* DIRECTIONS FOR THIS TASK
Copy each line exactly. Leave nothing out.
──────────────────────────────
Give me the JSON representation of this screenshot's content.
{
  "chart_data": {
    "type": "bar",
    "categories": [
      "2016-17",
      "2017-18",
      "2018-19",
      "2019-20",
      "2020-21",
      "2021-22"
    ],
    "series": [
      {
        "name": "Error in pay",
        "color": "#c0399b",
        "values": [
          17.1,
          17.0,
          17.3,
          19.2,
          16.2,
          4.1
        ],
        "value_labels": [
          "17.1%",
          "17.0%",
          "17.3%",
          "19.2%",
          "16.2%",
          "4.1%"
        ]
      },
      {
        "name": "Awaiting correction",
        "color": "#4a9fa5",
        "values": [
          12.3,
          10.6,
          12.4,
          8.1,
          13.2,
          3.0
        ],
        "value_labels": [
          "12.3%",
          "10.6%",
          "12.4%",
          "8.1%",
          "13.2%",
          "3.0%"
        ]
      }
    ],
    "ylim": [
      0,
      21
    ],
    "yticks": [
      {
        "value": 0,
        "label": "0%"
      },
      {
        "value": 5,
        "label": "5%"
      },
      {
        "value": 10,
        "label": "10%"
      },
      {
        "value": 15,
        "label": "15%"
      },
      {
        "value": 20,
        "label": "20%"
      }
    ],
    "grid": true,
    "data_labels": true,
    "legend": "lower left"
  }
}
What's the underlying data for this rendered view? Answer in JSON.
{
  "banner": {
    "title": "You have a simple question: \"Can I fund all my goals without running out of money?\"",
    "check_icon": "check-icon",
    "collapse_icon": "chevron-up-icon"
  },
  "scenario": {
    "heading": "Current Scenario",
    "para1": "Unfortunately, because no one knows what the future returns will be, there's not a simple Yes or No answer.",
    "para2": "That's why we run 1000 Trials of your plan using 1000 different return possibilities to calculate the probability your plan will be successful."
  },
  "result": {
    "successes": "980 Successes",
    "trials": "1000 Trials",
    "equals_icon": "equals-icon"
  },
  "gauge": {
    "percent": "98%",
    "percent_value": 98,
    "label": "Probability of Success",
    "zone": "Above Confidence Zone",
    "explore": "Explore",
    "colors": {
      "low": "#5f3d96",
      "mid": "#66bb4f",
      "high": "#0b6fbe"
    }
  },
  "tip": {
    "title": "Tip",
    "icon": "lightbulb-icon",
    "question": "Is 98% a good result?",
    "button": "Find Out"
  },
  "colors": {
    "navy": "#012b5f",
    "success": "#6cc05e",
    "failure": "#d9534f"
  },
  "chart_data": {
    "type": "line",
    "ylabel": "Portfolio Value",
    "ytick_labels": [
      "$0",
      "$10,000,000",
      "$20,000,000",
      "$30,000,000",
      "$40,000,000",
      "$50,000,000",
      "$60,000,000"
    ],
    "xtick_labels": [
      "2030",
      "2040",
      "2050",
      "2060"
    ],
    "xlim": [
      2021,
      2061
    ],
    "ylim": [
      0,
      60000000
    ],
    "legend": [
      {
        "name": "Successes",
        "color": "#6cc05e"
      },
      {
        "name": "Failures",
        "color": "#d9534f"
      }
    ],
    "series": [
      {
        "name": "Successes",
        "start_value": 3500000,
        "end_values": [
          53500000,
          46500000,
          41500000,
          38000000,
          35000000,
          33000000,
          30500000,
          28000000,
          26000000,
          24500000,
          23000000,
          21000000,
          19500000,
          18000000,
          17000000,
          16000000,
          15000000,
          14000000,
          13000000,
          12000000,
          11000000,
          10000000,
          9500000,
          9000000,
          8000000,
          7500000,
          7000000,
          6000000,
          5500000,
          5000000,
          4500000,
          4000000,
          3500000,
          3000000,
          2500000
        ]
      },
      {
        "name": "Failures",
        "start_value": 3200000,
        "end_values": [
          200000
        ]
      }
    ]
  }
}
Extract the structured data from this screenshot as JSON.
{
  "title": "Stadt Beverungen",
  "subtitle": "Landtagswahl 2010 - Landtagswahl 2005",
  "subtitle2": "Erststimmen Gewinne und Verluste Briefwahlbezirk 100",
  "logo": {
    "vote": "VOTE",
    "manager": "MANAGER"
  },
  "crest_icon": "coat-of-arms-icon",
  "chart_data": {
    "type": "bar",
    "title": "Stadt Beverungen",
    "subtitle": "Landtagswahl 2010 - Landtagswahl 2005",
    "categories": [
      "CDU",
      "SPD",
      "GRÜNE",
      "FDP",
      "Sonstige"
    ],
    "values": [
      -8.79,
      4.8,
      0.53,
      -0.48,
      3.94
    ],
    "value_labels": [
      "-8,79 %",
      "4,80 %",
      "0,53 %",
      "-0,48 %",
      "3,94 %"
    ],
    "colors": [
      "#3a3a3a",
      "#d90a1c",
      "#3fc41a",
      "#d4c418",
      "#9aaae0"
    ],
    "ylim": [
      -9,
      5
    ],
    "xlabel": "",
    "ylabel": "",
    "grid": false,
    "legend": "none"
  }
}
──────────────────────────────
* THE OUTPUT
Give me the JSON representation of this screenshot's content.
{
  "chart_data": {
    "type": "bar",
    "categories": [
      "2016-17",
      "2017-18",
      "2018-19",
      "2019-20",
      "2020-21",
      "2021-22"
    ],
    "series": [
      {
        "name": "Error in pay",
        "color": "#c0399b",
        "values": [
          17.1,
          17.0,
          17.3,
          19.2,
          16.2,
          4.1
        ],
        "value_labels": [
          "17.1%",
          "17.0%",
          "17.3%",
          "19.2%",
          "16.2%",
          "4.1%"
        ]
      },
      {
        "name": "Awaiting correction",
        "color": "#4a9fa5",
        "values": [
          12.3,
          10.6,
          12.4,
          8.1,
          13.2,
          3.0
        ],
        "value_labels": [
          "12.3%",
          "10.6%",
          "12.4%",
          "8.1%",
          "13.2%",
          "3.0%"
        ]
      }
    ],
    "ylim": [
      0,
      21
    ],
    "yticks": [
      {
        "value": 0,
        "label": "0%"
      },
      {
        "value": 5,
        "label": "5%"
      },
      {
        "value": 10,
        "label": "10%"
      },
      {
        "value": 15,
        "label": "15%"
      },
      {
        "value": 20,
        "label": "20%"
      }
    ],
    "grid": true,
    "data_labels": true,
    "legend": "lower left"
  }
}
What's the underlying data for this rendered view? Answer in JSON.
{
  "banner": {
    "title": "You have a simple question: \"Can I fund all my goals without running out of money?\"",
    "check_icon": "check-icon",
    "collapse_icon": "chevron-up-icon"
  },
  "scenario": {
    "heading": "Current Scenario",
    "para1": "Unfortunately, because no one knows what the future returns will be, there's not a simple Yes or No answer.",
    "para2": "That's why we run 1000 Trials of your plan using 1000 different return possibilities to calculate the probability your plan will be successful."
  },
  "result": {
    "successes": "980 Successes",
    "trials": "1000 Trials",
    "equals_icon": "equals-icon"
  },
  "gauge": {
    "percent": "98%",
    "percent_value": 98,
    "label": "Probability of Success",
    "zone": "Above Confidence Zone",
    "explore": "Explore",
    "colors": {
      "low": "#5f3d96",
      "mid": "#66bb4f",
      "high": "#0b6fbe"
    }
  },
  "tip": {
    "title": "Tip",
    "icon": "lightbulb-icon",
    "question": "Is 98% a good result?",
    "button": "Find Out"
  },
  "colors": {
    "navy": "#012b5f",
    "success": "#6cc05e",
    "failure": "#d9534f"
  },
  "chart_data": {
    "type": "line",
    "ylabel": "Portfolio Value",
    "ytick_labels": [
      "$0",
      "$10,000,000",
      "$20,000,000",
      "$30,000,000",
      "$40,000,000",
      "$50,000,000",
      "$60,000,000"
    ],
    "xtick_labels": [
      "2030",
      "2040",
      "2050",
      "2060"
    ],
    "xlim": [
      2021,
      2061
    ],
    "ylim": [
      0,
      60000000
    ],
    "legend": [
      {
        "name": "Successes",
        "color": "#6cc05e"
      },
      {
        "name": "Failures",
        "color": "#d9534f"
      }
    ],
    "series": [
      {
        "name": "Successes",
        "start_value": 3500000,
        "end_values": [
          53500000,
          46500000,
          41500000,
          38000000,
          35000000,
          33000000,
          30500000,
          28000000,
          26000000,
          24500000,
          23000000,
          21000000,
          19500000,
          18000000,
          17000000,
          16000000,
          15000000,
          14000000,
          13000000,
          12000000,
          11000000,
          10000000,
          9500000,
          9000000,
          8000000,
          7500000,
          7000000,
          6000000,
          5500000,
          5000000,
          4500000,
          4000000,
          3500000,
          3000000,
          2500000
        ]
      },
      {
        "name": "Failures",
        "start_value": 3200000,
        "end_values": [
          200000
        ]
      }
    ]
  }
}
Extract the structured data from this screenshot as JSON.
{
  "title": "Stadt Beverungen",
  "subtitle": "Landtagswahl 2010 - Landtagswahl 2005",
  "subtitle2": "Erststimmen Gewinne und Verluste Briefwahlbezirk 100",
  "logo": {
    "vote": "VOTE",
    "manager": "MANAGER"
  },
  "crest_icon": "coat-of-arms-icon",
  "chart_data": {
    "type": "bar",
    "title": "Stadt Beverungen",
    "subtitle": "Landtagswahl 2010 - Landtagswahl 2005",
    "categories": [
      "CDU",
      "SPD",
      "GRÜNE",
      "FDP",
      "Sonstige"
    ],
    "values": [
      -8.79,
      4.8,
      0.53,
      -0.48,
      3.94
    ],
    "value_labels": [
      "-8,79 %",
      "4,80 %",
      "0,53 %",
      "-0,48 %",
      "3,94 %"
    ],
    "colors": [
      "#3a3a3a",
      "#d90a1c",
      "#3fc41a",
      "#d4c418",
      "#9aaae0"
    ],
    "ylim": [
      -9,
      5
    ],
    "xlabel": "",
    "ylabel": "",
    "grid": false,
    "legend": "none"
  }
}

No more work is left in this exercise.